======== Supplied data

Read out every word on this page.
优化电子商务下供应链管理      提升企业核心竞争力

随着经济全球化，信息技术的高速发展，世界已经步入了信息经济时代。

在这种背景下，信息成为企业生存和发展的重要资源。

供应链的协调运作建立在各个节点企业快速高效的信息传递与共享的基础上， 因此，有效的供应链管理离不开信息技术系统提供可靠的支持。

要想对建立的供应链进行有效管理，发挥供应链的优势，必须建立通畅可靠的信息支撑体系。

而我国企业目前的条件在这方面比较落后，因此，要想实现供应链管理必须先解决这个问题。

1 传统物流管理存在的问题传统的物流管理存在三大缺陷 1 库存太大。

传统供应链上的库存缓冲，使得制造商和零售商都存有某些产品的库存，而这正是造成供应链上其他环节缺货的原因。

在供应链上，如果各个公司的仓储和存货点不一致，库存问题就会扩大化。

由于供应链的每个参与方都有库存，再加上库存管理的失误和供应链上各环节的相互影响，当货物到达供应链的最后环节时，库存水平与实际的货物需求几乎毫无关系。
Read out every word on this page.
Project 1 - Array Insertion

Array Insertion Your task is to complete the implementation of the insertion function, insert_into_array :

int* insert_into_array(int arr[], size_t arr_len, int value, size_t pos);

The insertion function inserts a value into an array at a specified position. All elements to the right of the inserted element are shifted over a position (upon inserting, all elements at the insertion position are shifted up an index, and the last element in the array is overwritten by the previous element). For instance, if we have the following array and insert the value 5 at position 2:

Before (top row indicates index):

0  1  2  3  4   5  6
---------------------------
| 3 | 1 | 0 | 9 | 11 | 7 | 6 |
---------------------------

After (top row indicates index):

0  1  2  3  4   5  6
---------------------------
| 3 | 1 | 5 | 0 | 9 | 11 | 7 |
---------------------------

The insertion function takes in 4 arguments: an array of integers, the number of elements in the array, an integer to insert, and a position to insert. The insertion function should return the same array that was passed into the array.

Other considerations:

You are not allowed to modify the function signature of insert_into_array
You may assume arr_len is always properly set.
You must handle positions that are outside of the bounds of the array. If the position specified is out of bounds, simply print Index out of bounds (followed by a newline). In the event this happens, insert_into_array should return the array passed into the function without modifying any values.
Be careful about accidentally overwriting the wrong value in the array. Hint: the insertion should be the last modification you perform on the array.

================

* Written exercise *
Return the lines of the records that include the string "indicates".

* The response *
Before (top row indicates index):
After (top row indicates index):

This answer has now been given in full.